> **OBJECTIVE**: Each entry below must be repeated word for word.

Items listed in a dataset
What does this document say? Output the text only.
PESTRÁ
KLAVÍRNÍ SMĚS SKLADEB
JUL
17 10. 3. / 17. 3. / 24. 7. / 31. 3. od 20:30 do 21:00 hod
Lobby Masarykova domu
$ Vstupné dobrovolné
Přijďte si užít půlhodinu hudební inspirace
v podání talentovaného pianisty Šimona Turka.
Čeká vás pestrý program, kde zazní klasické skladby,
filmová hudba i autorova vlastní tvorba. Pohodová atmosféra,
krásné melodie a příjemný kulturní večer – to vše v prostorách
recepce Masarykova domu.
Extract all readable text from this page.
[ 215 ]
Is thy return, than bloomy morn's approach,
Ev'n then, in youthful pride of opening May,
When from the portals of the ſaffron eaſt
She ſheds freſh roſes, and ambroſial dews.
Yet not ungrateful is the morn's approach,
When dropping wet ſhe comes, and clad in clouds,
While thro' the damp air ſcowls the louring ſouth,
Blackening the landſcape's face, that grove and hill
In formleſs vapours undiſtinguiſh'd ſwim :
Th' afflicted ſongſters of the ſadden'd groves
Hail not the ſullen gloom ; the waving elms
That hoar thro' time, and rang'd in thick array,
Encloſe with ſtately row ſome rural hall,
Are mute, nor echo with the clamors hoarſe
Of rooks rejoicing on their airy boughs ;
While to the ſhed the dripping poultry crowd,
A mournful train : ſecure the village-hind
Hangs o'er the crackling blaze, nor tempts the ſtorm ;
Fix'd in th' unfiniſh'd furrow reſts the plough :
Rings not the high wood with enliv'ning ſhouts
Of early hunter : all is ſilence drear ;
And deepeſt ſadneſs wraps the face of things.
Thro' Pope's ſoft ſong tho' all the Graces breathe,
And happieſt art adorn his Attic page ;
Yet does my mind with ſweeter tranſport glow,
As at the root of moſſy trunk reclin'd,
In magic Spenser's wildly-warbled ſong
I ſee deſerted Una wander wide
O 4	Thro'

> **TASK RESPONSE**:
What does this document say? Output the text only.
PESTRÁ
KLAVÍRNÍ SMĚS SKLADEB
JUL
17 10. 3. / 17. 3. / 24. 7. / 31. 3. od 20:30 do 21:00 hod
Lobby Masarykova domu
$ Vstupné dobrovolné
Přijďte si užít půlhodinu hudební inspirace
v podání talentovaného pianisty Šimona Turka.
Čeká vás pestrý program, kde zazní klasické skladby,
filmová hudba i autorova vlastní tvorba. Pohodová atmosféra,
krásné melodie a příjemný kulturní večer – to vše v prostorách
recepce Masarykova domu.
Extract all readable text from this page.
[ 215 ]
Is thy return, than bloomy morn's approach,
Ev'n then, in youthful pride of opening May,
When from the portals of the ſaffron eaſt
She ſheds freſh roſes, and ambroſial dews.
Yet not ungrateful is the morn's approach,
When dropping wet ſhe comes, and clad in clouds,
While thro' the damp air ſcowls the louring ſouth,
Blackening the landſcape's face, that grove and hill
In formleſs vapours undiſtinguiſh'd ſwim :
Th' afflicted ſongſters of the ſadden'd groves
Hail not the ſullen gloom ; the waving elms
That hoar thro' time, and rang'd in thick array,
Encloſe with ſtately row ſome rural hall,
Are mute, nor echo with the clamors hoarſe
Of rooks rejoicing on their airy boughs ;
While to the ſhed the dripping poultry crowd,
A mournful train : ſecure the village-hind
Hangs o'er the crackling blaze, nor tempts the ſtorm ;
Fix'd in th' unfiniſh'd furrow reſts the plough :
Rings not the high wood with enliv'ning ſhouts
Of early hunter : all is ſilence drear ;
And deepeſt ſadneſs wraps the face of things.
Thro' Pope's ſoft ſong tho' all the Graces breathe,
And happieſt art adorn his Attic page ;
Yet does my mind with ſweeter tranſport glow,
As at the root of moſſy trunk reclin'd,
In magic Spenser's wildly-warbled ſong
I ſee deſerted Una wander wide
O 4	Thro'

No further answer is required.